• What you will do
Reproduce each line exactly.

• Records
──────────

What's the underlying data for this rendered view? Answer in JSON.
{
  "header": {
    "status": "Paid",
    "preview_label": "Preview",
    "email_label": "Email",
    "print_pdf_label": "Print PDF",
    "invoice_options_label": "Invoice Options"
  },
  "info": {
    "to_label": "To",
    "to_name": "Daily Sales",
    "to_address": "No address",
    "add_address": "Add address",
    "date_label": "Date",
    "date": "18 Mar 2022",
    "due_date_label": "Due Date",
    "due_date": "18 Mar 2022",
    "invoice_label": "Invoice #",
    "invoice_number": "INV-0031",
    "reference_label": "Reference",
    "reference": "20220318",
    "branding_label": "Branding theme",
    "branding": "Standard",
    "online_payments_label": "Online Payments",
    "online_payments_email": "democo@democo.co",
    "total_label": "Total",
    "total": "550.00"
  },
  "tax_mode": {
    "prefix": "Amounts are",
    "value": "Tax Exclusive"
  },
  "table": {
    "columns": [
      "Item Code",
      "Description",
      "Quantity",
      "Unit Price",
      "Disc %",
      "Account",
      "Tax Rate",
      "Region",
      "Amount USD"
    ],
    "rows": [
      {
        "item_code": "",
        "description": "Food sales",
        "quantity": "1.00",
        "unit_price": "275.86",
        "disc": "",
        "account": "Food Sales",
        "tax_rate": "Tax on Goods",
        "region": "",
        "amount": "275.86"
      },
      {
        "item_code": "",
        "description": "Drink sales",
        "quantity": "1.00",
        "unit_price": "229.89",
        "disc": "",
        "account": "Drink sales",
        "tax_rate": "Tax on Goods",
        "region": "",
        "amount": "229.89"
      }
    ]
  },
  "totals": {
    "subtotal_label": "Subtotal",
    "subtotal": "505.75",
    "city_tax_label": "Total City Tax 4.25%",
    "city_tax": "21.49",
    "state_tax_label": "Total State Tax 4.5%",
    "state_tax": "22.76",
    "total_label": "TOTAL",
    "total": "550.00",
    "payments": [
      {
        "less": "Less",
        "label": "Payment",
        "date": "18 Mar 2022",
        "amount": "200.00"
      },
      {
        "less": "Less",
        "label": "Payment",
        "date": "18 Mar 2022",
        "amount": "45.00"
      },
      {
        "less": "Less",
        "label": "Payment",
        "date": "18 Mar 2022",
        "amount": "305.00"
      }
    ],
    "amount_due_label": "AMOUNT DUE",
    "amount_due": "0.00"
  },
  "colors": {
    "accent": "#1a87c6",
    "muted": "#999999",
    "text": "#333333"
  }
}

──────────

• Solution to this task
What's the underlying data for this rendered view? Answer in JSON.
{
  "header": {
    "status": "Paid",
    "preview_label": "Preview",
    "email_label": "Email",
    "print_pdf_label": "Print PDF",
    "invoice_options_label": "Invoice Options"
  },
  "info": {
    "to_label": "To",
    "to_name": "Daily Sales",
    "to_address": "No address",
    "add_address": "Add address",
    "date_label": "Date",
    "date": "18 Mar 2022",
    "due_date_label": "Due Date",
    "due_date": "18 Mar 2022",
    "invoice_label": "Invoice #",
    "invoice_number": "INV-0031",
    "reference_label": "Reference",
    "reference": "20220318",
    "branding_label": "Branding theme",
    "branding": "Standard",
    "online_payments_label": "Online Payments",
    "online_payments_email": "democo@democo.co",
    "total_label": "Total",
    "total": "550.00"
  },
  "tax_mode": {
    "prefix": "Amounts are",
    "value": "Tax Exclusive"
  },
  "table": {
    "columns": [
      "Item Code",
      "Description",
      "Quantity",
      "Unit Price",
      "Disc %",
      "Account",
      "Tax Rate",
      "Region",
      "Amount USD"
    ],
    "rows": [
      {
        "item_code": "",
        "description": "Food sales",
        "quantity": "1.00",
        "unit_price": "275.86",
        "disc": "",
        "account": "Food Sales",
        "tax_rate": "Tax on Goods",
        "region": "",
        "amount": "275.86"
      },
      {
        "item_code": "",
        "description": "Drink sales",
        "quantity": "1.00",
        "unit_price": "229.89",
        "disc": "",
        "account": "Drink sales",
        "tax_rate": "Tax on Goods",
        "region": "",
        "amount": "229.89"
      }
    ]
  },
  "totals": {
    "subtotal_label": "Subtotal",
    "subtotal": "505.75",
    "city_tax_label": "Total City Tax 4.25%",
    "city_tax": "21.49",
    "state_tax_label": "Total State Tax 4.5%",
    "state_tax": "22.76",
    "total_label": "TOTAL",
    "total": "550.00",
    "payments": [
      {
        "less": "Less",
        "label": "Payment",
        "date": "18 Mar 2022",
        "amount": "200.00"
      },
      {
        "less": "Less",
        "label": "Payment",
        "date": "18 Mar 2022",
        "amount": "45.00"
      },
      {
        "less": "Less",
        "label": "Payment",
        "date": "18 Mar 2022",
        "amount": "305.00"
      }
    ],
    "amount_due_label": "AMOUNT DUE",
    "amount_due": "0.00"
  },
  "colors": {
    "accent": "#1a87c6",
    "muted": "#999999",
    "text": "#333333"
  }
}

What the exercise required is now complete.